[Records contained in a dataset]
◆ ◆ ◆ ◆ ◆ ◆ ◆
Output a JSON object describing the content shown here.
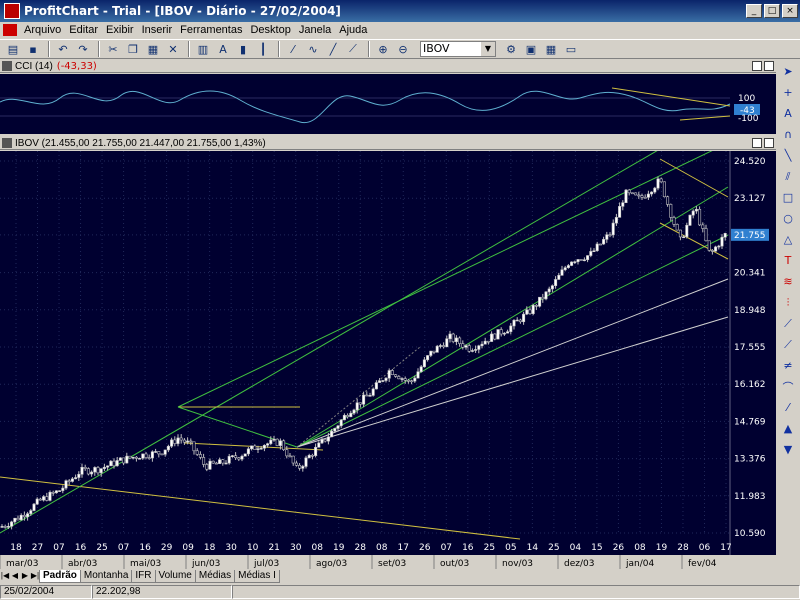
{
  "window": {
    "title": "ProfitChart - Trial - [IBOV - Diário - 27/02/2004]",
    "min": "_",
    "max": "□",
    "close": "×"
  },
  "menu": [
    "Arquivo",
    "Editar",
    "Exibir",
    "Inserir",
    "Ferramentas",
    "Desktop",
    "Janela",
    "Ajuda"
  ],
  "toolbar": {
    "symbol": "IBOV"
  },
  "cci_panel": {
    "label": "CCI (14)",
    "value": "(-43,33)",
    "axis": [
      "100",
      "-100"
    ],
    "current": "-43"
  },
  "price_panel": {
    "label": "IBOV (21.455,00  21.755,00  21.447,00  21.755,00  1,43%)"
  },
  "chart_data": {
    "type": "candlestick",
    "price_axis": [
      "24.520",
      "23.127",
      "21.755",
      "20.341",
      "18.948",
      "17.555",
      "16.162",
      "14.769",
      "13.376",
      "11.983",
      "10.590"
    ],
    "current_price": "21.755",
    "ylim": [
      10590,
      24520
    ],
    "day_ticks": [
      "18",
      "27",
      "07",
      "16",
      "25",
      "07",
      "16",
      "29",
      "09",
      "18",
      "30",
      "10",
      "21",
      "30",
      "08",
      "19",
      "28",
      "08",
      "17",
      "26",
      "07",
      "16",
      "25",
      "05",
      "14",
      "25",
      "04",
      "15",
      "26",
      "08",
      "19",
      "28",
      "06",
      "17"
    ],
    "months": [
      "mar/03",
      "abr/03",
      "mai/03",
      "jun/03",
      "jul/03",
      "ago/03",
      "set/03",
      "out/03",
      "nov/03",
      "dez/03",
      "jan/04",
      "fev/04"
    ],
    "close_path": [
      [
        0,
        10800
      ],
      [
        20,
        11200
      ],
      [
        40,
        11800
      ],
      [
        60,
        12200
      ],
      [
        80,
        12900
      ],
      [
        100,
        13000
      ],
      [
        120,
        13300
      ],
      [
        140,
        13500
      ],
      [
        160,
        13600
      ],
      [
        178,
        14150
      ],
      [
        190,
        13900
      ],
      [
        205,
        13100
      ],
      [
        220,
        13200
      ],
      [
        240,
        13500
      ],
      [
        260,
        13900
      ],
      [
        280,
        14000
      ],
      [
        297,
        12950
      ],
      [
        310,
        13500
      ],
      [
        330,
        14300
      ],
      [
        350,
        15200
      ],
      [
        370,
        15800
      ],
      [
        390,
        16700
      ],
      [
        410,
        16200
      ],
      [
        430,
        17300
      ],
      [
        450,
        17900
      ],
      [
        470,
        17500
      ],
      [
        490,
        17900
      ],
      [
        510,
        18300
      ],
      [
        530,
        18900
      ],
      [
        550,
        19700
      ],
      [
        570,
        20800
      ],
      [
        590,
        21000
      ],
      [
        610,
        21800
      ],
      [
        625,
        23300
      ],
      [
        640,
        23100
      ],
      [
        660,
        23800
      ],
      [
        680,
        21500
      ],
      [
        695,
        22800
      ],
      [
        710,
        21000
      ],
      [
        725,
        21755
      ]
    ]
  },
  "tabs": [
    "Padrão",
    "Montanha",
    "IFR",
    "Volume",
    "Médias",
    "Médias I"
  ],
  "status": {
    "date": "25/02/2004",
    "value": "22.202,98"
  }
}
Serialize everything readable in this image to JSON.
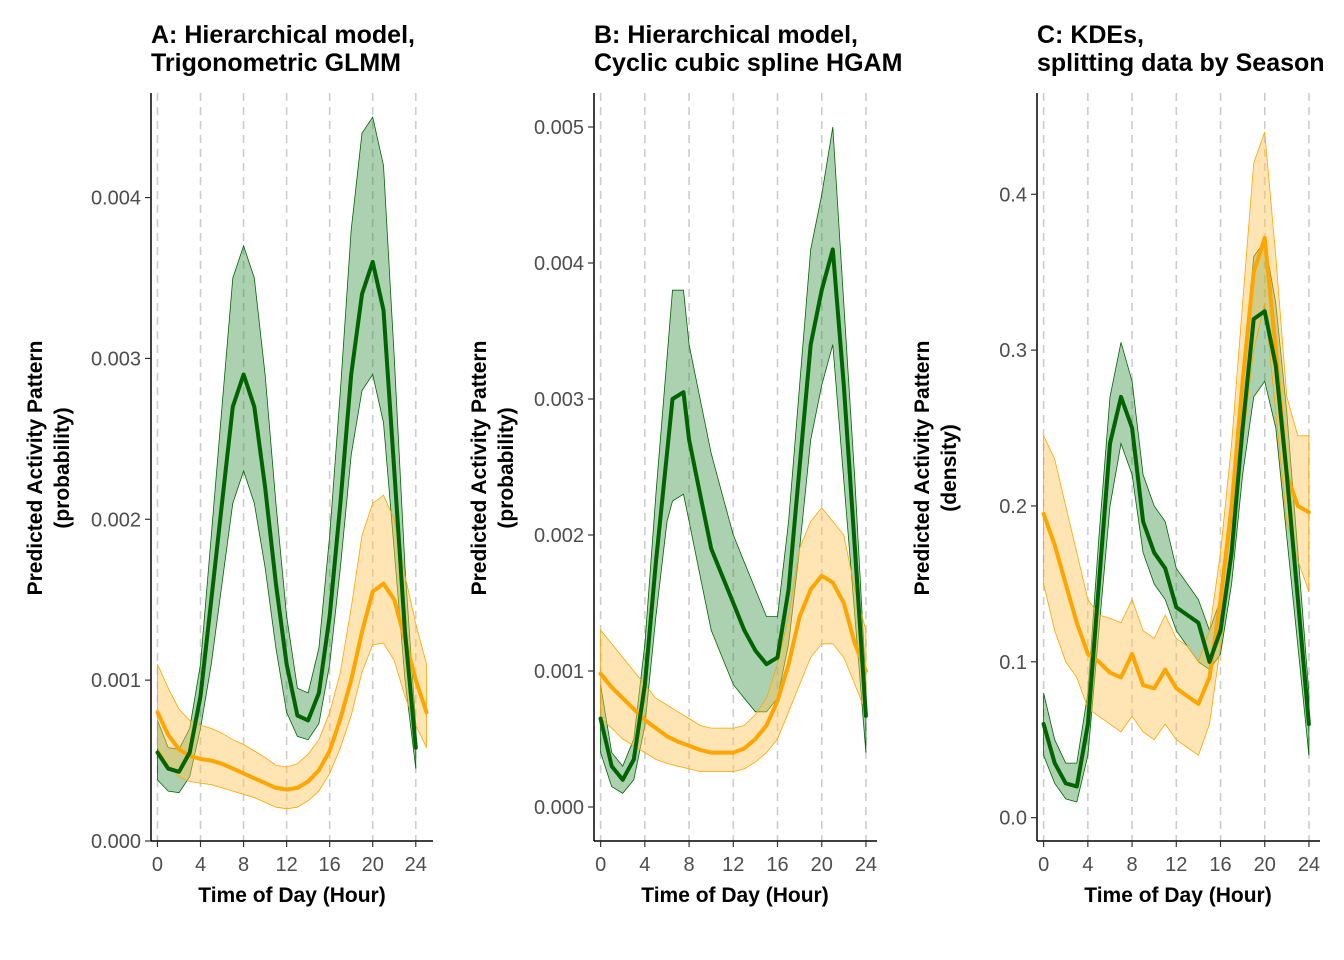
◆ ◆ ◆ ◆ ◆ ◆ ◆
Collect each line holding the string "IBOV".

    "title": "ProfitChart - Trial - [IBOV - Diário - 27/02/2004]",
    "symbol": "IBOV"
    "label": "IBOV (21.455,00  21.755,00  21.447,00  21.755,00  1,43%)"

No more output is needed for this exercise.